What is needed: Please reproduce word for word the lines of the listing below, starting with the line that contains "Patent image size: (994, 1147)." and going on through the line that contains "The end host 212 is at (167, 929).", with both of those lines included and nothing else.

Task data:
○ ○ ○ ○ ○

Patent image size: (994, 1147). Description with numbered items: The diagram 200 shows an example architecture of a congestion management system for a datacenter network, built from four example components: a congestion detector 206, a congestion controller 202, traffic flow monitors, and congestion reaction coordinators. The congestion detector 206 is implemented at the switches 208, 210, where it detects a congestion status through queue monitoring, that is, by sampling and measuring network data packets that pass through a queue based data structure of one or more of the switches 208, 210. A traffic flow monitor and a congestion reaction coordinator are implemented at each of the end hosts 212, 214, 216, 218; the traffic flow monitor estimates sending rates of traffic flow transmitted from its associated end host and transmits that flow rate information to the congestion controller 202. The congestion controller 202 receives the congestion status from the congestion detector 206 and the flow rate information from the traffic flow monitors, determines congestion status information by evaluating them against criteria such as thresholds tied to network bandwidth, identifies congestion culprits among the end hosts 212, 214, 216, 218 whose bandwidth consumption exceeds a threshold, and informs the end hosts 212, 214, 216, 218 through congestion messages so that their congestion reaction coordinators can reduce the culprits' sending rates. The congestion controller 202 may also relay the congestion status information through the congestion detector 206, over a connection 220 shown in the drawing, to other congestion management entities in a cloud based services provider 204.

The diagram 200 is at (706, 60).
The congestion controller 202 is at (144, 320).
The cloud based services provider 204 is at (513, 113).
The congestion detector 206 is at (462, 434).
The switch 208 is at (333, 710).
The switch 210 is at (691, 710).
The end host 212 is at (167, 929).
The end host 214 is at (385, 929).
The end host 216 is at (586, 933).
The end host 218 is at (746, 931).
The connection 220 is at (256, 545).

○ ○ ○ ○ ○

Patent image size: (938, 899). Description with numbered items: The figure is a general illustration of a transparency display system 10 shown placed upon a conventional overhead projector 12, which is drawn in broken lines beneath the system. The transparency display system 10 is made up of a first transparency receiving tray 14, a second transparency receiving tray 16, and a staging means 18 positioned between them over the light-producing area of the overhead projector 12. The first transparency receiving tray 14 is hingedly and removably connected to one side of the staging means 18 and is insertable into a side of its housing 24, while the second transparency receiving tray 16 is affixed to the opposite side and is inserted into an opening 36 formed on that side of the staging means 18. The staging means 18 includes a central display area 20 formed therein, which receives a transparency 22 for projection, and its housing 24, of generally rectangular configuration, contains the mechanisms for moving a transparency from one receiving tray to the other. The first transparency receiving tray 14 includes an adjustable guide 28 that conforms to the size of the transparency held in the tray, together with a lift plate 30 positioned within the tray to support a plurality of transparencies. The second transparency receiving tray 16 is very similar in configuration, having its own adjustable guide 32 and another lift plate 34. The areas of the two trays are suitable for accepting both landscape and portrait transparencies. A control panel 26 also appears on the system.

○ ○ ○ ○ ○

Solution to the exercise:
Patent image size: (994, 1147). Description with numbered items: The diagram 200 shows an example architecture of a congestion management system for a datacenter network, built from four example components: a congestion detector 206, a congestion controller 202, traffic flow monitors, and congestion reaction coordinators. The congestion detector 206 is implemented at the switches 208, 210, where it detects a congestion status through queue monitoring, that is, by sampling and measuring network data packets that pass through a queue based data structure of one or more of the switches 208, 210. A traffic flow monitor and a congestion reaction coordinator are implemented at each of the end hosts 212, 214, 216, 218; the traffic flow monitor estimates sending rates of traffic flow transmitted from its associated end host and transmits that flow rate information to the congestion controller 202. The congestion controller 202 receives the congestion status from the congestion detector 206 and the flow rate information from the traffic flow monitors, determines congestion status information by evaluating them against criteria such as thresholds tied to network bandwidth, identifies congestion culprits among the end hosts 212, 214, 216, 218 whose bandwidth consumption exceeds a threshold, and informs the end hosts 212, 214, 216, 218 through congestion messages so that their congestion reaction coordinators can reduce the culprits' sending rates. The congestion controller 202 may also relay the congestion status information through the congestion detector 206, over a connection 220 shown in the drawing, to other congestion management entities in a cloud based services provider 204.

The diagram 200 is at (706, 60).
The congestion controller 202 is at (144, 320).
The cloud based services provider 204 is at (513, 113).
The congestion detector 206 is at (462, 434).
The switch 208 is at (333, 710).
The switch 210 is at (691, 710).
The end host 212 is at (167, 929).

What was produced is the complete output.